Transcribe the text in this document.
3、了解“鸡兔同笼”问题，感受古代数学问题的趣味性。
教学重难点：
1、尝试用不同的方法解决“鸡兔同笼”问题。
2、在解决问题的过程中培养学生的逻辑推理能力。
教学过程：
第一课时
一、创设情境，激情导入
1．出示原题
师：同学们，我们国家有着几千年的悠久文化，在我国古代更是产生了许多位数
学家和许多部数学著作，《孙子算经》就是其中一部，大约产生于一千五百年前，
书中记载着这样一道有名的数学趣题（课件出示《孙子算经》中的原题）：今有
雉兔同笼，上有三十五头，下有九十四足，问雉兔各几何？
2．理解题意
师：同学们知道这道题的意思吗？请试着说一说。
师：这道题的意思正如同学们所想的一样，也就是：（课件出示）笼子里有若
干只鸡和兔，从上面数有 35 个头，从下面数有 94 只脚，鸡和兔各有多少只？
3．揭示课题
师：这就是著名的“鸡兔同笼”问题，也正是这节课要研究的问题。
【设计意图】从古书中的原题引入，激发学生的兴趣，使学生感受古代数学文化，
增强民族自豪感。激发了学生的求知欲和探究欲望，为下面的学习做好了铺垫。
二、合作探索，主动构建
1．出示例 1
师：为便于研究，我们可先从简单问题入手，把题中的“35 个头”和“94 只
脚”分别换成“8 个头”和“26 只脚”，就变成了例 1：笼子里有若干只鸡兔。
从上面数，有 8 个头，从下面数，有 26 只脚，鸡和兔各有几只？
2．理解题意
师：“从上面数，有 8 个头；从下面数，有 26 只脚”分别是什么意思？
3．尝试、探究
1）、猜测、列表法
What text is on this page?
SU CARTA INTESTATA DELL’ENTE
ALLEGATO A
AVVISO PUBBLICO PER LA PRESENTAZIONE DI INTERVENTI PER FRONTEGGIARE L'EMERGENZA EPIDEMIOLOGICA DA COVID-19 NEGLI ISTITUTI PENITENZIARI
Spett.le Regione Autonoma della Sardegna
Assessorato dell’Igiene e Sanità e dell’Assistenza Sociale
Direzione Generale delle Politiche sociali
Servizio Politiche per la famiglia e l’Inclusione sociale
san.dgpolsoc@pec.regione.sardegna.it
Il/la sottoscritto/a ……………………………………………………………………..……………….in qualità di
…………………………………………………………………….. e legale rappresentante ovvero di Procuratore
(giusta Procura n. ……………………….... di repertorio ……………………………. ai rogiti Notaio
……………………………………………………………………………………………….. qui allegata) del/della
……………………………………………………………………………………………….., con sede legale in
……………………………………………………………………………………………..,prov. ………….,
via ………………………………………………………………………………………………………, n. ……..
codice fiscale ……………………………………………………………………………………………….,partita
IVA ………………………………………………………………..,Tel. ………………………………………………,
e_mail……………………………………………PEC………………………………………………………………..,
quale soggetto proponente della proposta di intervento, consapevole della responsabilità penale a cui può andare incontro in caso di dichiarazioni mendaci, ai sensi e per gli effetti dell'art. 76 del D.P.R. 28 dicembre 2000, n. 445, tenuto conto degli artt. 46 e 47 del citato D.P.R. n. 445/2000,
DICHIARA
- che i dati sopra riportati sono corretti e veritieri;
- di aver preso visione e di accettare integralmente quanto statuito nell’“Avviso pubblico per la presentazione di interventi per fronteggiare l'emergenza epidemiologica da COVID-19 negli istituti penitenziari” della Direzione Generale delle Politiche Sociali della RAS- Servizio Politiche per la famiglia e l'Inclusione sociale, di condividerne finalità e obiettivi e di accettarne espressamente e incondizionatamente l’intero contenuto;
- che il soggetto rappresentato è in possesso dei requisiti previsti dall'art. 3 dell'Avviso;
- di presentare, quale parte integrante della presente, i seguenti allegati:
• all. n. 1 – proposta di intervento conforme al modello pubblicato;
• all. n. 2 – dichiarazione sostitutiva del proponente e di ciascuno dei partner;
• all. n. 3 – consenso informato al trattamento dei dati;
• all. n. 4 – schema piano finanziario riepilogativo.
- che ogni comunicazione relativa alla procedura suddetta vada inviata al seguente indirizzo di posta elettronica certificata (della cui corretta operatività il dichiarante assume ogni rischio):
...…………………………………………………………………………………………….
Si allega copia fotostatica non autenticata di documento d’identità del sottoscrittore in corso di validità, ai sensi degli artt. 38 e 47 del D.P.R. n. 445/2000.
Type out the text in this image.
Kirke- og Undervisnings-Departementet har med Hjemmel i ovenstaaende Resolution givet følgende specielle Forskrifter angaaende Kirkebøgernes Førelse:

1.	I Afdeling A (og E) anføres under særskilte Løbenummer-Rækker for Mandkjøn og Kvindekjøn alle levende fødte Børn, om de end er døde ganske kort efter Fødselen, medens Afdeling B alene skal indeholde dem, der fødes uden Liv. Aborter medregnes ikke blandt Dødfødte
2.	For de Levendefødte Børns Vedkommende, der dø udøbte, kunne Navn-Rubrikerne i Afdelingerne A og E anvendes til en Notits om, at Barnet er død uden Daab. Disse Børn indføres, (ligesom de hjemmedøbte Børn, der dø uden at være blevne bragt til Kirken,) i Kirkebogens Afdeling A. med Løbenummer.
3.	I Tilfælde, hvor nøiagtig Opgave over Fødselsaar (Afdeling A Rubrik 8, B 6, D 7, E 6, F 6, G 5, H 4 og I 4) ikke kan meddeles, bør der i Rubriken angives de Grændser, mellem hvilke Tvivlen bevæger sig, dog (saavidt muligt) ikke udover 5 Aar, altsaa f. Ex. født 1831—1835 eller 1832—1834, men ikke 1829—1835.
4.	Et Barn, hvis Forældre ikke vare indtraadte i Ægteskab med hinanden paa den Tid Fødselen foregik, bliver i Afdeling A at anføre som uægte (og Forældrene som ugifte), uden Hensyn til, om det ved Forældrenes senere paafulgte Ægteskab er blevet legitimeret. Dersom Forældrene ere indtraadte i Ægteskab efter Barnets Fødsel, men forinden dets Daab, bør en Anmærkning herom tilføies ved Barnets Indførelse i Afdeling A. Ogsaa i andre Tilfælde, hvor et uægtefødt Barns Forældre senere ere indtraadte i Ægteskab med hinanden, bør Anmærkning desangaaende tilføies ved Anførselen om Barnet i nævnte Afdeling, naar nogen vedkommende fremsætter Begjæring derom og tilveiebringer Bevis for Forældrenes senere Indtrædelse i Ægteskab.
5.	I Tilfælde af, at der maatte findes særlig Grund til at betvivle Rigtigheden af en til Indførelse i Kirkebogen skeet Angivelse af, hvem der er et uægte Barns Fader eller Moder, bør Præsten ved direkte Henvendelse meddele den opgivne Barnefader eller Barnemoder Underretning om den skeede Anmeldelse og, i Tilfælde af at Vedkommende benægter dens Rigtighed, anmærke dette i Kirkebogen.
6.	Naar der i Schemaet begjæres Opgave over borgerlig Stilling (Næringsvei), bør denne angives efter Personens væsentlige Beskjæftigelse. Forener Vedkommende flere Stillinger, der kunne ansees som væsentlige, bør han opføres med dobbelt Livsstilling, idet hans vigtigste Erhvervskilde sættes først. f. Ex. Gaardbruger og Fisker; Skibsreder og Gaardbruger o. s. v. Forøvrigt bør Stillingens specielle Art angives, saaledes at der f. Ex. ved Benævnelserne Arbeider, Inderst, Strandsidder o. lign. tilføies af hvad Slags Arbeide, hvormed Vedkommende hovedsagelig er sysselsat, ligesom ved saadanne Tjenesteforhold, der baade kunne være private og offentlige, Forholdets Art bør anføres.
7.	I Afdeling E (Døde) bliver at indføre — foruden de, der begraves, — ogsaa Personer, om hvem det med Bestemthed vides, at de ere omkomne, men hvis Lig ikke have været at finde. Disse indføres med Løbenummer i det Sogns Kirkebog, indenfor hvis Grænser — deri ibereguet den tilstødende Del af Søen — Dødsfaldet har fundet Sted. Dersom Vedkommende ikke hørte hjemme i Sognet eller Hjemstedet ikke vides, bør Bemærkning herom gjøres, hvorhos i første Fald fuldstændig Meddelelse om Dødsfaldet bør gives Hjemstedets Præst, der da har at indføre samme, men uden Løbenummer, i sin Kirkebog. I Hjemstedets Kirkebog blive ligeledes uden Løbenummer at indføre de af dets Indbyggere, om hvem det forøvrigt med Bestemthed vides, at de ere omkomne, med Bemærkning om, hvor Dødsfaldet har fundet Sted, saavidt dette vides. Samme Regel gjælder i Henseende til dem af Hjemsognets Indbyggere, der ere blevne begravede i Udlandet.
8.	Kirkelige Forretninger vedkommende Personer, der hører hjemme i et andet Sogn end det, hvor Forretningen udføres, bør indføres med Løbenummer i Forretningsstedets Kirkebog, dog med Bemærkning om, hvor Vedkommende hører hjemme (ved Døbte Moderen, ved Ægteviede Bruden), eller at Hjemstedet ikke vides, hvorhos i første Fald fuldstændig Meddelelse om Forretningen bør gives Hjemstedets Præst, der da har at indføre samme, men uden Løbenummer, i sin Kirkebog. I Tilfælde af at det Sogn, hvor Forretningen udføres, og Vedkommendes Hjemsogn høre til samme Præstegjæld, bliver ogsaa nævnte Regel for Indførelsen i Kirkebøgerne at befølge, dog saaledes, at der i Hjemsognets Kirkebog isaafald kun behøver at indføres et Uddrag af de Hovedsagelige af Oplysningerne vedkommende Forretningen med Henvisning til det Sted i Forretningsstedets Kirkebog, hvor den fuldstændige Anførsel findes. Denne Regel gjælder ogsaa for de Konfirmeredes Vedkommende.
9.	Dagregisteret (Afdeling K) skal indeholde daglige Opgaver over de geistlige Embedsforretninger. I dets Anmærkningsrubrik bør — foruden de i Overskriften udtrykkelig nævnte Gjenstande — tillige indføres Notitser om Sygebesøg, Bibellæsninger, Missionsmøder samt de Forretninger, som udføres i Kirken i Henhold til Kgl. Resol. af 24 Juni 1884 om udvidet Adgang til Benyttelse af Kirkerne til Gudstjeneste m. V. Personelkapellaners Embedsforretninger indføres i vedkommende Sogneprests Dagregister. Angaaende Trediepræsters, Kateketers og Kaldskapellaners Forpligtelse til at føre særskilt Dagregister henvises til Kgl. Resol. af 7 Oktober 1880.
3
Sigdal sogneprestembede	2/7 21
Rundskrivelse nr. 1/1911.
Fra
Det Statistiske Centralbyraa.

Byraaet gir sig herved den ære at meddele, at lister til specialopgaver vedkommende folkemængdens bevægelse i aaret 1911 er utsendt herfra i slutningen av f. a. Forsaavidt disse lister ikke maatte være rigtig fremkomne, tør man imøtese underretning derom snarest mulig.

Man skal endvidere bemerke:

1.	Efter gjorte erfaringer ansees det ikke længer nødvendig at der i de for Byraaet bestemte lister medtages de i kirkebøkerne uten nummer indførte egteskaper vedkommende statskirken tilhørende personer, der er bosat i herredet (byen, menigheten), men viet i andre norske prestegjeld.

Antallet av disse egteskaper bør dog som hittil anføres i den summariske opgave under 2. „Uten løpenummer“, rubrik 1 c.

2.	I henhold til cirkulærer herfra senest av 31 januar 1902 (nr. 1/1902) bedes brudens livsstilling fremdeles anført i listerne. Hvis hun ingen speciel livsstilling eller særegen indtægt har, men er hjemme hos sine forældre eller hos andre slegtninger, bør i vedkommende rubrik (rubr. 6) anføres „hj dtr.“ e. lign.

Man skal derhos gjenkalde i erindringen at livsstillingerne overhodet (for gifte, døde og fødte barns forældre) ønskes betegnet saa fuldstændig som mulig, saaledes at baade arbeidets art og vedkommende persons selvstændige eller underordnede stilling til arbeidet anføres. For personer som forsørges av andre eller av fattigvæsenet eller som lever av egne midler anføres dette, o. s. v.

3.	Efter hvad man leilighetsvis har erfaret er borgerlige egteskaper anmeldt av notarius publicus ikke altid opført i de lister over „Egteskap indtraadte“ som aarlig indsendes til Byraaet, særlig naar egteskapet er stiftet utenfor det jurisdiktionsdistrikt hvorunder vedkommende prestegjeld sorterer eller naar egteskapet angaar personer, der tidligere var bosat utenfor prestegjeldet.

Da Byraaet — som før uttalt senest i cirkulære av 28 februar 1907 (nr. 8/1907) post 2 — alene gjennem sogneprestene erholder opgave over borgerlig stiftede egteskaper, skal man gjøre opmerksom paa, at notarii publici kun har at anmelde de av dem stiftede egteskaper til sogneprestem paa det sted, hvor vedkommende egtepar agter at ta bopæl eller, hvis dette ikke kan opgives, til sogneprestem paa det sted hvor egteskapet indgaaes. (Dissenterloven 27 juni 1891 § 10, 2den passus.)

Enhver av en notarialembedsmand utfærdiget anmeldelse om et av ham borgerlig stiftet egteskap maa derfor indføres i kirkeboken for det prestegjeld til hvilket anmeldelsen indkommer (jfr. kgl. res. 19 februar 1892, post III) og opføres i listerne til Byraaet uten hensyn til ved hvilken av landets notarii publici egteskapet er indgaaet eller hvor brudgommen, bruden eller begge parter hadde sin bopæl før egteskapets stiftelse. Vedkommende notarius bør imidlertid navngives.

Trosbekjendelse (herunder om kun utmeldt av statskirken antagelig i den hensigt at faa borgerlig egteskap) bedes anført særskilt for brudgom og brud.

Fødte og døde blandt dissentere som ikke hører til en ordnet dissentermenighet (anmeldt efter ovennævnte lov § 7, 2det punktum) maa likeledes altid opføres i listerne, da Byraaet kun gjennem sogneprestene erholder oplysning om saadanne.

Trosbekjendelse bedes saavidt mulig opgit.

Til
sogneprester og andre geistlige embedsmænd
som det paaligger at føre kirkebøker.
====
Count the lines of these entries that hold the string "dati", and give only that number.

2